● Required task
In the entries below, find the lines that contain the word "Number" and copy them.

─── Data provided

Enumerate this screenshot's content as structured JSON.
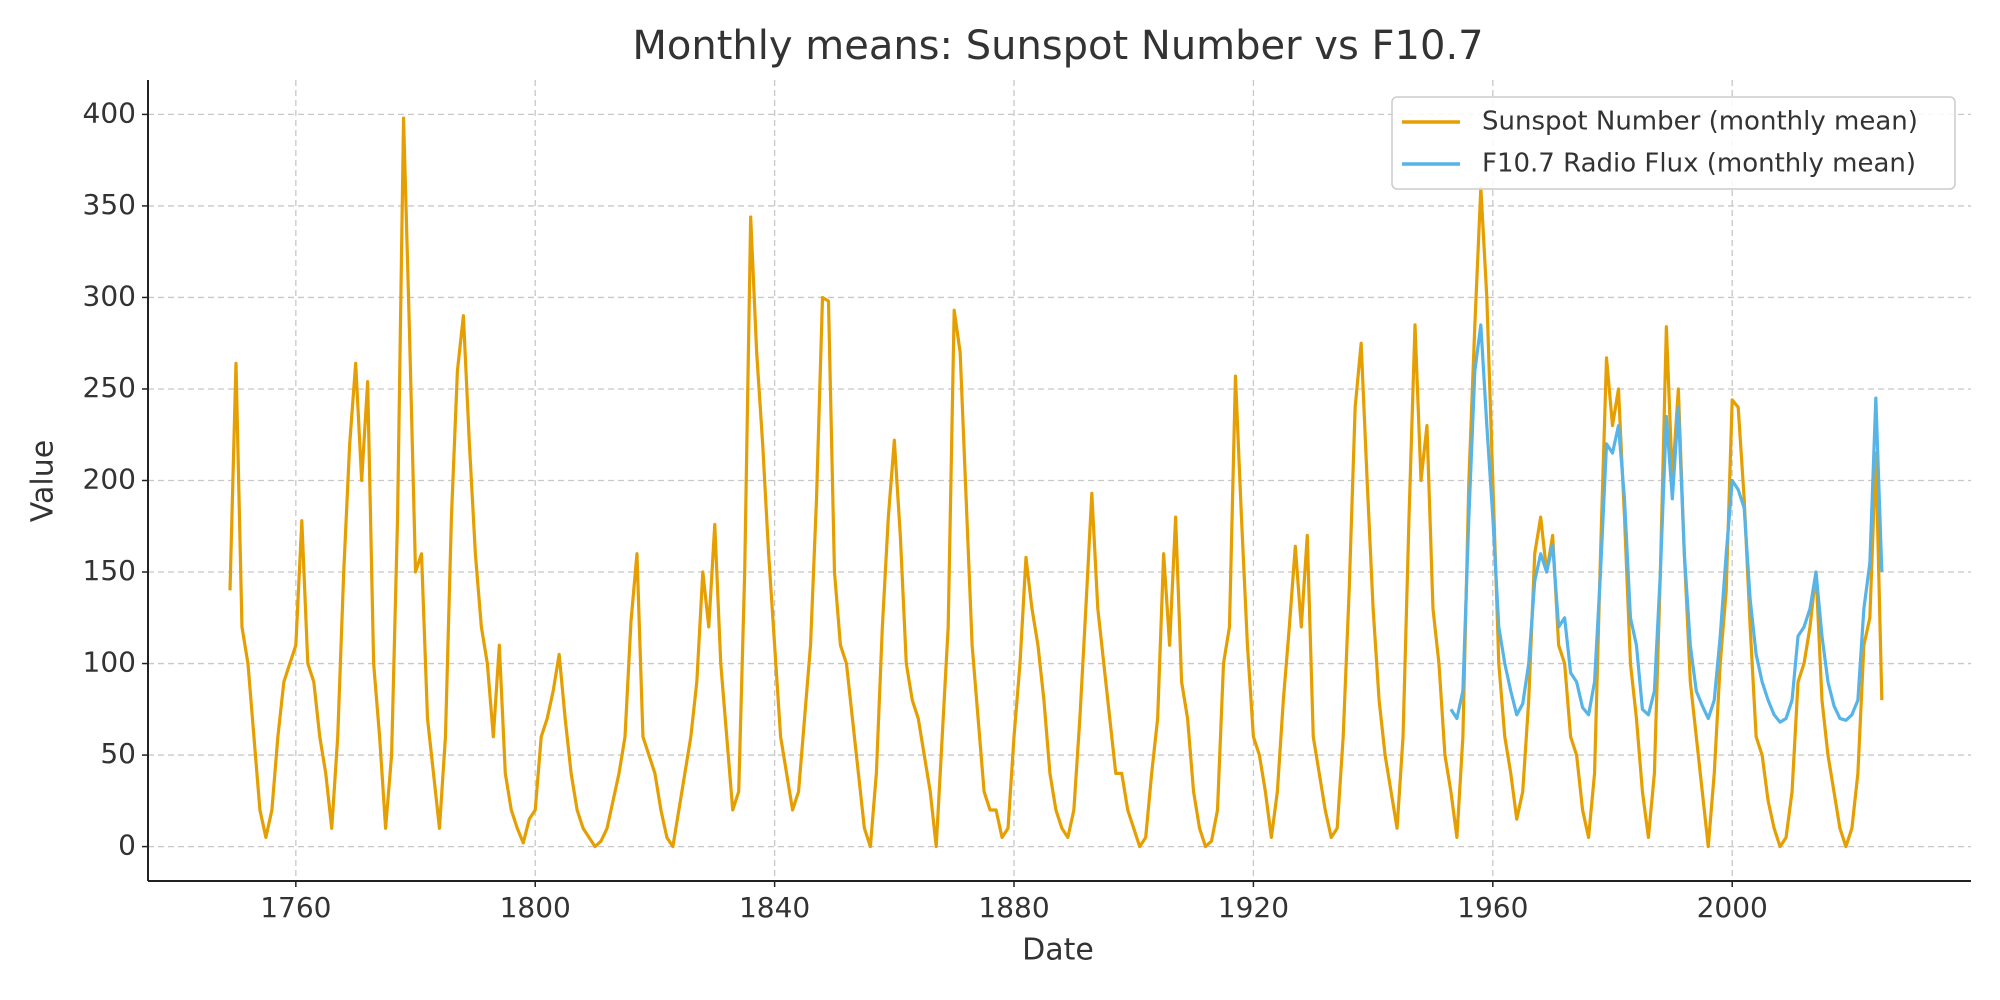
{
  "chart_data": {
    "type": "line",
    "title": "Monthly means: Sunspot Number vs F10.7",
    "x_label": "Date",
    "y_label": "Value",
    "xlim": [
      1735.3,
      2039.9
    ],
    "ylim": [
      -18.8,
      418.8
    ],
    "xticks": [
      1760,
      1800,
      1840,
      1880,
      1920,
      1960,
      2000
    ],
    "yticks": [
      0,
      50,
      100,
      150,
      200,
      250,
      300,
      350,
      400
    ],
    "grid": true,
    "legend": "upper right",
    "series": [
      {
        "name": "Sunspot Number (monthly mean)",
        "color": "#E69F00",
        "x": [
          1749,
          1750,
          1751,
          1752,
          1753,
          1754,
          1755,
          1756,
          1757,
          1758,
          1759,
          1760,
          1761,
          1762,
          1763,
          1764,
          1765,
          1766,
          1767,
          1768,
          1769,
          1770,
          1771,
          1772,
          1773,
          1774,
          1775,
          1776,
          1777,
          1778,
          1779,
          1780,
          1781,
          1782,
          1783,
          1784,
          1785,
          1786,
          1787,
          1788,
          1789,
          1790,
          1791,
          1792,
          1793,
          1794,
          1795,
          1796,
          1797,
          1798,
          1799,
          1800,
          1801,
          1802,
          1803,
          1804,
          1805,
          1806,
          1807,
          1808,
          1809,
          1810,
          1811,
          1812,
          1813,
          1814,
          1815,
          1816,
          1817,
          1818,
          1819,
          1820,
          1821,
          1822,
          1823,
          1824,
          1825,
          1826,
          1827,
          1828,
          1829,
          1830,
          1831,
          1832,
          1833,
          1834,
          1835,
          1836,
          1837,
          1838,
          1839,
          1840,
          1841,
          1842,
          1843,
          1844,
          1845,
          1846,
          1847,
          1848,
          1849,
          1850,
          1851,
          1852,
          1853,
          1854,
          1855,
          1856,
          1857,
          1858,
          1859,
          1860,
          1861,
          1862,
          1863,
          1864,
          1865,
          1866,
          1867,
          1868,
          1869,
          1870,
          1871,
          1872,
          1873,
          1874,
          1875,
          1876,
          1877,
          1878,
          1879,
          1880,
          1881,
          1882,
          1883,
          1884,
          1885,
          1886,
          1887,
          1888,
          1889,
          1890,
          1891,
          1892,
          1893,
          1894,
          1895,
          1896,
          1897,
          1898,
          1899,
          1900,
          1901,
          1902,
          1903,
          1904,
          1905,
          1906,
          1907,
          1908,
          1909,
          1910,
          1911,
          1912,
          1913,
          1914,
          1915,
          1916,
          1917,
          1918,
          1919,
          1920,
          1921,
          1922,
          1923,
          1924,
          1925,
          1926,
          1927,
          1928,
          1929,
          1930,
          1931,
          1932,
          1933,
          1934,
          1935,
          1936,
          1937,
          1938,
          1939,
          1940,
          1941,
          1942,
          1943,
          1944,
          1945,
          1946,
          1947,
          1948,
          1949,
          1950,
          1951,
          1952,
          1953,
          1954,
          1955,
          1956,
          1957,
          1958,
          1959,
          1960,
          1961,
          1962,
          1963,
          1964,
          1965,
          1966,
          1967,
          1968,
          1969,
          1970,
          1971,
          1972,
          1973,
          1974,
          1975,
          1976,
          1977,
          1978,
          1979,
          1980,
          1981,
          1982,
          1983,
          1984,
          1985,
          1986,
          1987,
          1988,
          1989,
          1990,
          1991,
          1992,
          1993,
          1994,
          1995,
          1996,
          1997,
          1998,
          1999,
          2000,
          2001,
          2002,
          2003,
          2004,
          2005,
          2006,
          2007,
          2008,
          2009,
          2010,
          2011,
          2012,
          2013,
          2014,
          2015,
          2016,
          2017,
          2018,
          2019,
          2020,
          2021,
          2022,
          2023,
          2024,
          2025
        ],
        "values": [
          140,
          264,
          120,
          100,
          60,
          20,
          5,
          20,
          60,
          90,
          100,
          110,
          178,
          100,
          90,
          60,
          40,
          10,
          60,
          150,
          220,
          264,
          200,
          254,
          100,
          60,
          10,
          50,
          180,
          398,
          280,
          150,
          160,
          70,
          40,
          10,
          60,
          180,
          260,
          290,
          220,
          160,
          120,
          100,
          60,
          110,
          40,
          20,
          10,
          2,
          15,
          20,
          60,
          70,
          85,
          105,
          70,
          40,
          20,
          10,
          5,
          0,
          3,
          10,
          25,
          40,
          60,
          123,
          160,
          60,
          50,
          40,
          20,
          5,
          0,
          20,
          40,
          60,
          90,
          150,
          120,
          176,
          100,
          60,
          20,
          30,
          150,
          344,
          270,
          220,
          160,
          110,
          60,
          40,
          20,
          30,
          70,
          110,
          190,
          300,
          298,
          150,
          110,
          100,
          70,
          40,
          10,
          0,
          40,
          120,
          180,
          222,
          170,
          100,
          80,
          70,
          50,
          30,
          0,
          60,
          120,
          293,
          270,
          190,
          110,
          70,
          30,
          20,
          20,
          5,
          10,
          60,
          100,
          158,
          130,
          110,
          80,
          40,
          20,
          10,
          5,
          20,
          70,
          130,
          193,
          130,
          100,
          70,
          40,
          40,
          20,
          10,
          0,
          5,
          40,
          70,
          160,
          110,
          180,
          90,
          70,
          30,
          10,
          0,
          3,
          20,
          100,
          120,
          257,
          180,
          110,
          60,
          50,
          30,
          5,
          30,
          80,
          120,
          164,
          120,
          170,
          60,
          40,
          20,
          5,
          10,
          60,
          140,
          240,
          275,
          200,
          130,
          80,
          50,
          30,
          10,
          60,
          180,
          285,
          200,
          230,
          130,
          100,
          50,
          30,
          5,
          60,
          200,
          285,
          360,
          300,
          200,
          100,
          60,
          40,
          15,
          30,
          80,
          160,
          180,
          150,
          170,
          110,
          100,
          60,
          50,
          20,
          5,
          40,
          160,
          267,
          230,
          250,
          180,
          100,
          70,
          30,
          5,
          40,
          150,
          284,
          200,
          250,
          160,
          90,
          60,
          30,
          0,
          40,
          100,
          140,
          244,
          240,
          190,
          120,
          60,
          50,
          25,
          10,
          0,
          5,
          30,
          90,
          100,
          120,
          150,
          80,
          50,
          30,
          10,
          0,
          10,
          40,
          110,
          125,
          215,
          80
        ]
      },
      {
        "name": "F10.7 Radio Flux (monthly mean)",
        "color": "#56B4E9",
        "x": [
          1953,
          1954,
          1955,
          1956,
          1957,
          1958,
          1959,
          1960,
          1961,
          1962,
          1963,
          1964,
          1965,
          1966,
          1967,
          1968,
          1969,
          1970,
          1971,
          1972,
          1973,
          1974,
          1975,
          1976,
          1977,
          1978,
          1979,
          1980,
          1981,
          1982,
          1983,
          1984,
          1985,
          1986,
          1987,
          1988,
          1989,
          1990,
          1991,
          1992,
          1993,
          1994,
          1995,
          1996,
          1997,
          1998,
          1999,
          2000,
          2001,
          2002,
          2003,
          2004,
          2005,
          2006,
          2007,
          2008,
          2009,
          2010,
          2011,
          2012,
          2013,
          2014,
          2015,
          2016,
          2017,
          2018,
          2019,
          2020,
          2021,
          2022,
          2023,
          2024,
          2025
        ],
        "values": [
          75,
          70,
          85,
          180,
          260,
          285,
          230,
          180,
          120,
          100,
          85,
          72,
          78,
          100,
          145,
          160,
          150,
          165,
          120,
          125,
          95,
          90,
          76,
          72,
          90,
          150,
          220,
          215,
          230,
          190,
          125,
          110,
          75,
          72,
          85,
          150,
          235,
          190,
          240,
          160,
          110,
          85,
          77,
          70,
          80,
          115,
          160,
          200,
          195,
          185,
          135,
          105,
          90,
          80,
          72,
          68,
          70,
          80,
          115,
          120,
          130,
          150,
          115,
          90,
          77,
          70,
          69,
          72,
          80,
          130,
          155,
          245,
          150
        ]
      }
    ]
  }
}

──────

● Answer for the task
    "title": "Monthly means: Sunspot Number vs F10.7",
        "name": "Sunspot Number (monthly mean)",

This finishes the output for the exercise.